• Passage given:
--

In 2019, architect Andrew Green, with LaBar Construction at his direction, set to work restoring Oak Hill to its Golden Age glory. At the heart of the project was the recapturing of thousands of square feet of putting surface lost over the decades. Oak Hill's greens, once pedestrian ovals and circles, now represent the rectangular and oblong shapes Ross intended, recapturing all sorts of devilish hole locations that will be featured this week and in championships to come.
Green also overhauled every bunker on the course, with some tactical removals and relocations to uphold their strategic importance as Ross intended. Once again, their rippling, steep grass faces now properly intimidate even great players and serve more as deterrents and hazards than the overly manicured havens pros enjoy on most courses.
The last critical piece: removing hundreds of trees planted by well-intentioned but ultimately short-sighted past generations of members while still retaining plenty of specimens that give the club its name. By opening up vistas across the property, Oak Hill regains a hulking sense of scale that matches its well-earned reputation.
Whoever wins this week will have conquered an American classic at its architectural peak. For anyone who loves golf's playing fields, the 2023 PGA Championship is appointment viewing.
Oak Hill Country Club - East Course
Par 70, 7,399 yards
Hole 1 - Par 4, 460 yards

As at many great old-line clubs, the clubhouse is at a high point of the property. This means a downhill opening tee shot complicated by a fairway that angles from right to left, calling for a power-draw that modern driver technology has made less popular than ever among pros. The approach will be the first of seven shots that must cross Allen Creek, though the water will only be of real concern from buried rough lies. Attractive chocolate-drop mounds, restored by Green, juxtapose nicely with the front-right greenside bunker.

--

• Short exercise 1: In the passage on the Oak Hill restoration, which construction company carried out the 2019 work under the architect's direction?
• Short exercise 2: Translate this sentence from the passage on the Oak Hill restoration into Spanish: "Whoever wins this week will have conquered an American classic at its architectural peak."
• Short exercise 3: Write the next part of the passage on the Oak Hill restoration, picking up after its final sentence.

(Layout dataset entries)
--

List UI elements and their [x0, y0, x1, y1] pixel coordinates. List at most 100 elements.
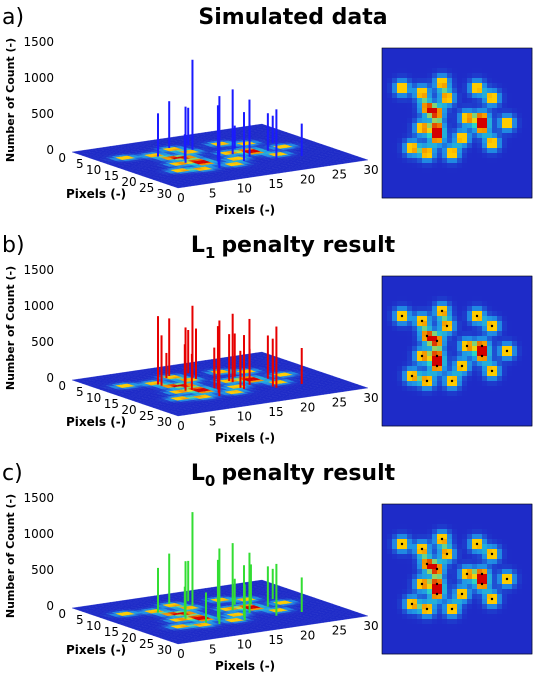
heatmap-cell [437, 401, 443, 407]
heatmap-cell [392, 113, 398, 119]
heatmap-cell [517, 411, 523, 417]
heatmap-cell [397, 286, 403, 292]
heatmap-cell [412, 78, 418, 84]
heatmap-cell [472, 406, 478, 412]
heatmap-cell [417, 291, 423, 297]
peak-marker [420, 354, 424, 358]
heatmap-cell [457, 158, 463, 164]
heatmap-cell [417, 619, 423, 625]
heatmap-cell [437, 98, 443, 104]
heatmap-cell [472, 83, 478, 89]
heatmap-cell [447, 158, 453, 164]
heatmap-cell [382, 589, 388, 595]
heatmap-cell [422, 396, 428, 402]
heatmap-cell [382, 306, 388, 312]
peak-marker [490, 369, 494, 373]
heatmap-cell [467, 351, 473, 357]
x-tick-label: 10 [237, 638, 252, 652]
heatmap-cell [422, 634, 428, 640]
heatmap-cell [437, 133, 443, 139]
heatmap-cell [402, 391, 408, 397]
heatmap-cell [397, 143, 403, 149]
heatmap-border [381, 47, 533, 199]
heatmap-cell [397, 153, 403, 159]
heatmap-cell [422, 53, 428, 59]
heatmap-cell [422, 599, 428, 605]
heatmap-cell [402, 519, 408, 525]
panel-title: Simulated data [198, 5, 387, 30]
x-tick-label: 5 [209, 186, 217, 200]
heatmap-cell [437, 346, 443, 352]
heatmap-cell [397, 554, 403, 560]
heatmap-cell [472, 281, 478, 287]
heatmap-cell [402, 341, 408, 347]
peak-marker [480, 354, 484, 358]
heatmap-cell [412, 68, 418, 74]
heatmap-cell [442, 118, 448, 124]
heatmap-cell [437, 416, 443, 422]
heatmap-cell [432, 316, 438, 322]
heatmap-cell [407, 371, 413, 377]
heatmap-cell [412, 534, 418, 540]
heatmap-cell [407, 584, 413, 590]
heatmap-cell [477, 48, 483, 54]
heatmap-cell [387, 158, 393, 164]
heatmap-cell [512, 376, 518, 382]
heatmap-cell [437, 371, 443, 377]
heatmap-cell [472, 153, 478, 159]
heatmap-cell [447, 386, 453, 392]
heatmap-cell [442, 391, 448, 397]
heatmap-cell [457, 113, 463, 119]
heatmap-cell [467, 356, 473, 362]
heatmap-cell [427, 168, 433, 174]
heatmap-cell [472, 168, 478, 174]
heatmap-cell [432, 321, 438, 327]
heatmap-cell [402, 133, 408, 139]
heatmap-cell [412, 574, 418, 580]
heatmap-cell [452, 306, 458, 312]
heatmap-cell [522, 88, 528, 94]
heatmap-cell [387, 296, 393, 302]
heatmap-cell [472, 178, 478, 184]
heatmap-cell [407, 346, 413, 352]
heatmap-cell [517, 63, 523, 69]
heatmap-cell [522, 113, 528, 119]
heatmap-cell [402, 301, 408, 307]
panel-letter: b) [2, 233, 25, 258]
heatmap-cell [422, 301, 428, 307]
heatmap-cell [442, 366, 448, 372]
heatmap-cell [387, 153, 393, 159]
heatmap-cell [427, 58, 433, 64]
heatmap-cell [387, 519, 393, 525]
heatmap-cell [527, 148, 533, 154]
heatmap-cell [527, 386, 533, 392]
heatmap-cell [457, 103, 463, 109]
heatmap-cell [522, 316, 528, 322]
heatmap-cell [512, 98, 518, 104]
heatmap-cell [467, 396, 473, 402]
heatmap-cell [507, 103, 513, 109]
heatmap-cell [432, 138, 438, 144]
stems [157, 305, 303, 397]
heatmap-cell [392, 529, 398, 535]
heatmap-cell [417, 301, 423, 307]
heatmap-cell [522, 351, 528, 357]
heatmap-cell [452, 143, 458, 149]
heatmap-cell [397, 564, 403, 570]
heatmap-cell [507, 158, 513, 164]
heatmap-cell [427, 306, 433, 312]
heatmap-cell [457, 336, 463, 342]
heatmap-cell [382, 401, 388, 407]
heatmap-cell [472, 416, 478, 422]
heatmap-cell [507, 63, 513, 69]
heatmap-cell [502, 83, 508, 89]
heatmap-cell [467, 371, 473, 377]
heatmap-cell [427, 421, 433, 427]
heatmap-cell [437, 376, 443, 382]
heatmap-cell [512, 53, 518, 59]
heatmap-cell [397, 73, 403, 79]
heatmap-cell [477, 336, 483, 342]
heatmap-cell [392, 361, 398, 367]
heatmap-cell [477, 63, 483, 69]
heatmap-cell [397, 331, 403, 337]
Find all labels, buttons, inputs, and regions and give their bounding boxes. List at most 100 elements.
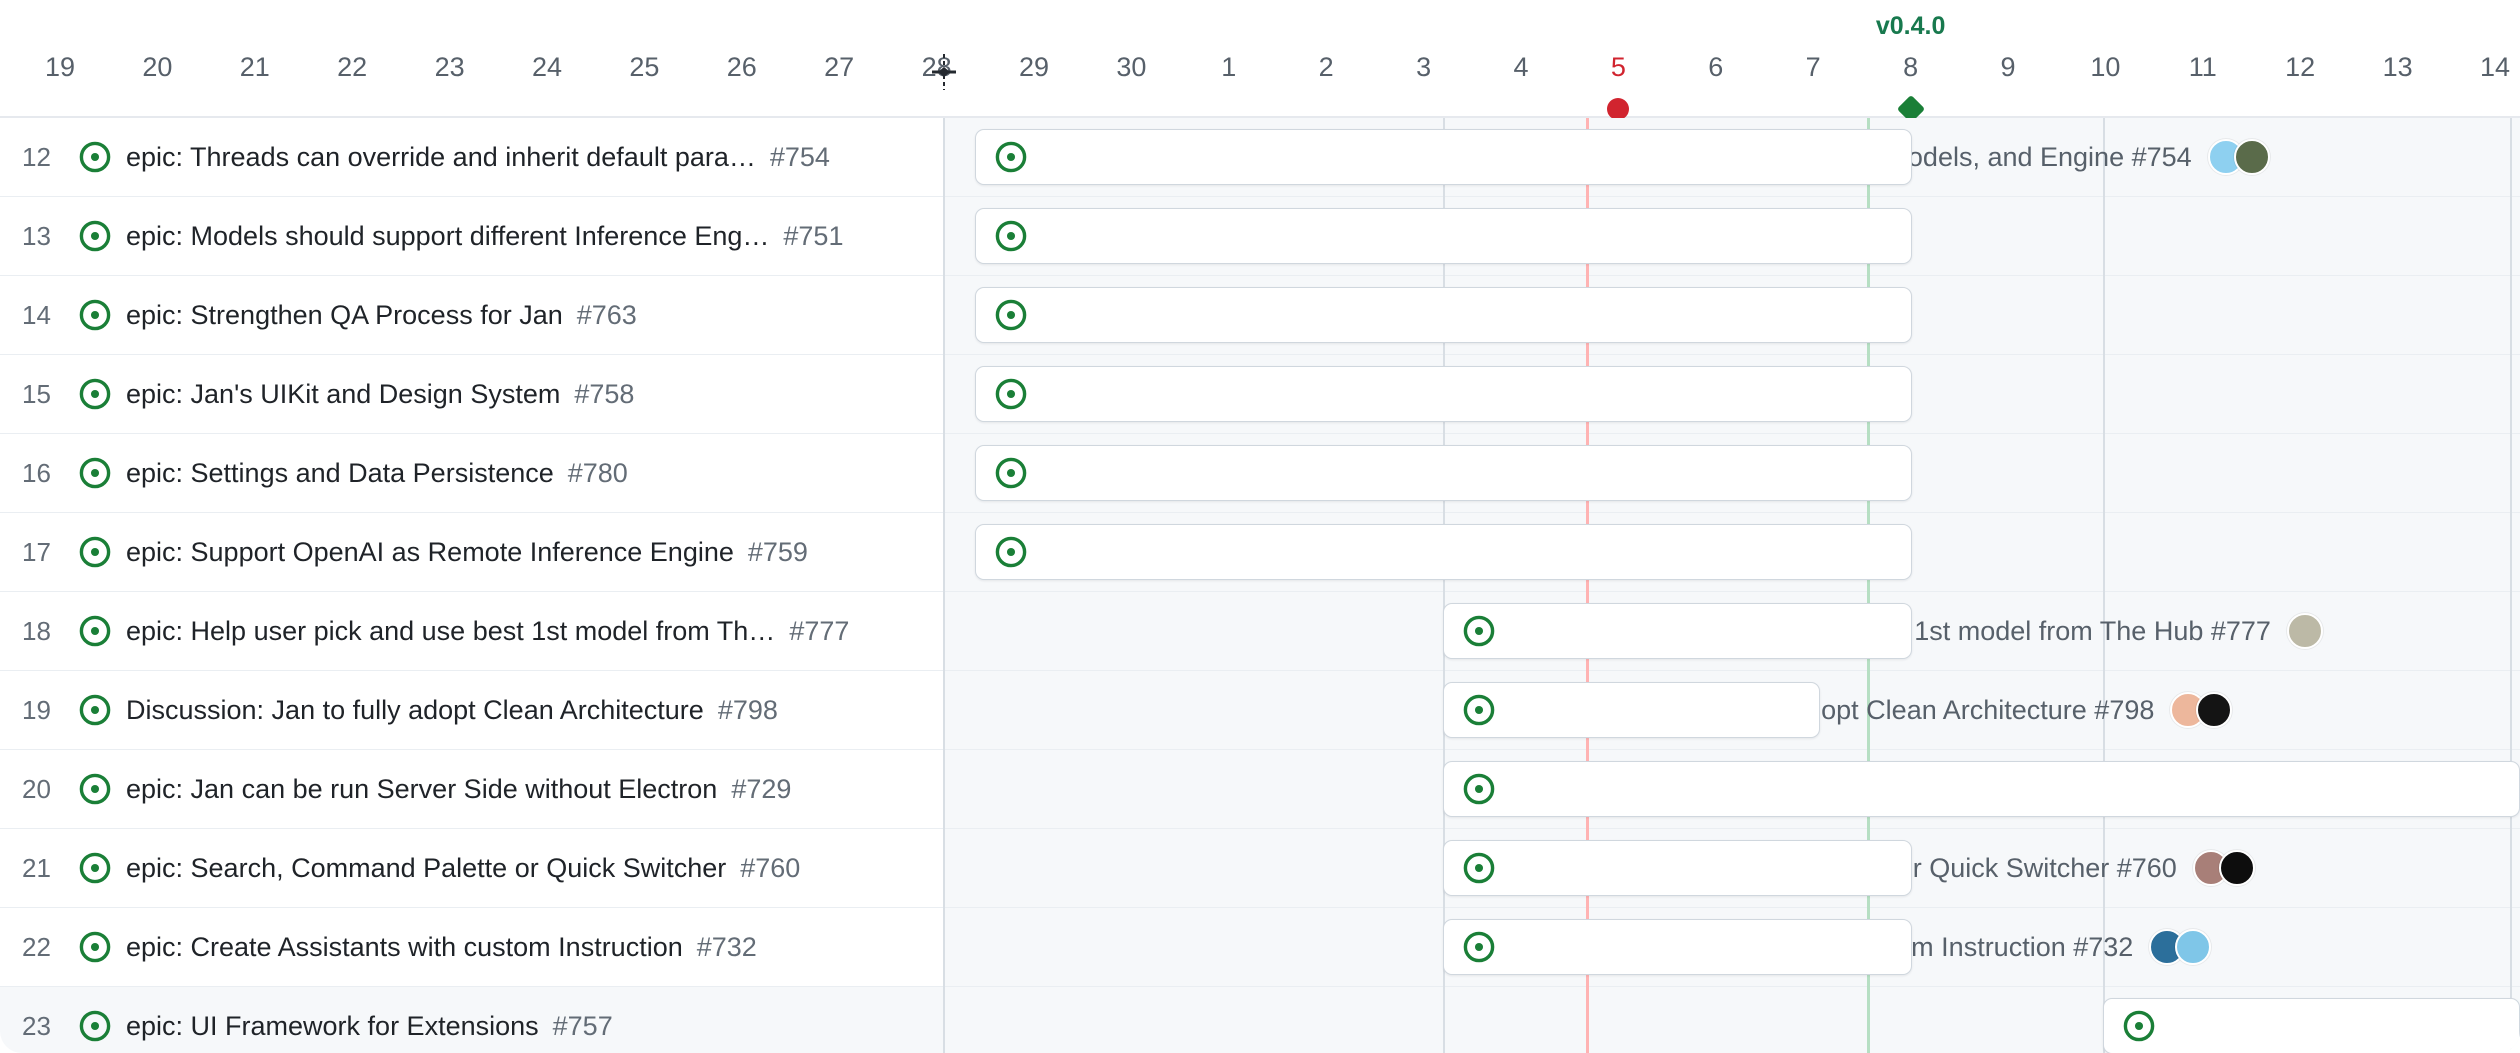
issue-open-icon [79,536,111,568]
day-tick-21: 21 [239,52,270,82]
gantt-row [945,592,2520,671]
release-version-label: v0.4.0 [1875,12,1946,40]
day-tick-25: 25 [629,52,660,82]
row-number-index: 15 [22,378,51,409]
issue-open-icon [1463,773,1495,805]
gantt-bar[interactable] [975,287,1912,343]
gantt-row [945,276,2520,355]
column-divider-1 [1443,118,1445,1053]
issue-number: #780 [567,457,628,488]
gantt-chart-area[interactable]: epic: Threads can override and inherit d… [945,118,2520,1053]
sidebar-issue-row[interactable]: 17 epic: Support OpenAI as Remote Inferen… [0,513,943,592]
issue-open-icon [1463,615,1495,647]
gantt-bar[interactable] [975,524,1912,580]
gantt-row [945,513,2520,592]
sidebar-issue-row[interactable]: 13 epic: Models should support different … [0,197,943,276]
issue-open-icon [79,773,111,805]
gantt-bar[interactable] [975,129,1912,185]
issue-list-sidebar[interactable]: 12 epic: Threads can override and inherit… [0,118,945,1053]
gantt-bar[interactable] [975,366,1912,422]
sidebar-issue-row[interactable]: 19 Discussion: Jan to fully adopt Clean A… [0,671,943,750]
sidebar-issue-row[interactable]: 22 epic: Create Assistants with custom In… [0,908,943,987]
row-number-index: 22 [22,931,51,962]
issue-open-icon [1463,931,1495,963]
issue-number: #760 [740,852,801,883]
timeline-header: v0.4.0 19 20 21 22 23 24 25 26 27 28 29 30 1 2 3 4 5 6 7 8 9… [0,0,2520,124]
today-line [1586,118,1589,1053]
issue-open-icon [79,378,111,410]
day-tick-8: 8 [1903,52,1919,82]
row-number-index: 17 [22,536,51,567]
issue-title: epic: Create Assistants with custom Inst… [126,931,683,962]
gantt-bar[interactable] [1443,840,1912,896]
issue-open-icon [995,378,1027,410]
sidebar-issue-row[interactable]: 18 epic: Help user pick and use best 1st … [0,592,943,671]
day-tick-14: 14 [2479,52,2511,82]
issue-open-icon [79,852,111,884]
sidebar-issue-row[interactable]: 15 epic: Jan's UIKit and Design System #75… [0,355,943,434]
issue-open-icon [79,299,111,331]
gantt-bar[interactable] [1443,603,1912,659]
issue-open-icon [995,299,1027,331]
sidebar-issue-row[interactable]: 14 epic: Strengthen QA Process for Jan #76… [0,276,943,355]
issue-title: epic: Help user pick and use best 1st mo… [126,615,776,646]
issue-title: epic: Search, Command Palette or Quick S… [126,852,727,883]
day-tick-1: 1 [1221,52,1237,82]
issue-open-icon [79,615,111,647]
gantt-bar[interactable] [1443,919,1912,975]
row-number-index: 21 [22,852,51,883]
issue-number: #798 [717,694,778,725]
gantt-bar[interactable] [1443,682,1820,738]
day-tick-13: 13 [2382,52,2413,82]
day-tick-27: 27 [824,52,855,82]
issue-open-icon [995,141,1027,173]
sidebar-issue-row[interactable]: 20 epic: Jan can be run Server Side witho… [0,750,943,829]
day-tick-29: 29 [1018,52,1050,82]
sidebar-issue-row[interactable]: 16 epic: Settings and Data Persistence #78… [0,434,943,513]
gantt-row [945,197,2520,276]
row-number-index: 20 [22,773,51,804]
gantt-bar[interactable] [2103,998,2520,1053]
issue-number: #732 [696,931,757,962]
release-line [1867,118,1870,1053]
row-number-index: 18 [22,615,51,646]
issue-title: epic: Strengthen QA Process for Jan [126,299,563,330]
day-tick-5: 5 [1610,52,1626,82]
gantt-bar[interactable] [1443,761,2520,817]
today-marker-dot [1607,98,1630,120]
gantt-row [945,118,2520,197]
gantt-bar[interactable] [975,445,1912,501]
sidebar-issue-row[interactable]: 23 epic: UI Framework for Extensions #757 [0,987,943,1053]
issue-title: epic: UI Framework for Extensions [126,1010,539,1041]
gantt-bar[interactable] [975,208,1912,264]
day-tick-2: 2 [1318,52,1334,82]
column-divider-2 [2103,118,2105,1053]
sidebar-issue-row[interactable]: 21 epic: Search, Command Palette or Quick… [0,829,943,908]
issue-open-icon [995,220,1027,252]
issue-open-icon [995,457,1027,489]
issue-number: #751 [783,220,844,251]
horizontal-resize-cursor-icon [924,52,964,92]
gantt-row [945,908,2520,987]
day-tick-28: 28 [921,52,952,82]
issue-open-icon [79,931,111,963]
issue-title: epic: Models should support different In… [126,220,770,251]
issue-title: Discussion: Jan to fully adopt Clean Arc… [126,694,704,725]
row-number-index: 13 [22,220,51,251]
column-divider-3 [2510,118,2512,1053]
row-number-index: 19 [22,694,51,725]
row-number-index: 14 [22,299,51,330]
day-tick-24: 24 [531,52,563,82]
sidebar-issue-row[interactable]: 12 epic: Threads can override and inherit… [0,118,943,197]
issue-open-icon [79,220,111,252]
issue-open-icon [79,1010,111,1042]
issue-open-icon [1463,694,1495,726]
issue-title: epic: Jan can be run Server Side without… [126,773,718,804]
row-number-index: 23 [22,1010,51,1041]
issue-number: #729 [731,773,792,804]
issue-open-icon [1463,852,1495,884]
gantt-row [945,434,2520,513]
issue-number: #763 [576,299,637,330]
issue-title: epic: Jan's UIKit and Design System [126,378,561,409]
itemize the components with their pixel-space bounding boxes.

--

• Expected answer 1: LaBar Construction

• Expected answer 2: Quien gane esta semana habrá conquistado un clásico estadounidense en su apogeo arquitectónico.

• Expected answer 3:
Hole 2 - Par 4, 405 yards

Just as the opening hole veers slightly left, this one works gradually to the right, with an uphill approach that helps it play a little longer. This is a theme throughout the course: the shorter par 4s - the 2nd, 12th and 14th, especially - play uphill, and therefore a little longer. Four fairway bunkers and three greenside ones command the player's attention here.
Hole 3 - Par 3, 230 yards

Still climbing, players will have to hoist a long iron or hybrid high in order to stop a ball on the relatively shallow, anvil-shaped putting surface with double echelons of bunkers short left and right.
Hole 4 - Par 5, 615 yards

The first of Oak Hills' two par fives works back into milder terrain. A left-to-right tee shot that avoids punishing fairway bunkers could open up a hard 3 wood approach, slightly right-to-left, for longer hitters to reach green in two. Bunkers flank its sides.
Hole 5 - Par 3, 180 yards

Created from acreage behind the fourth green, this intimidating one-shotter is a near-replica of the course's old par-3 6th hole, which fell victim to the Fazio renovation work. Green thrust the two-level pedestal putting surface above four characteristically menacing bunkers.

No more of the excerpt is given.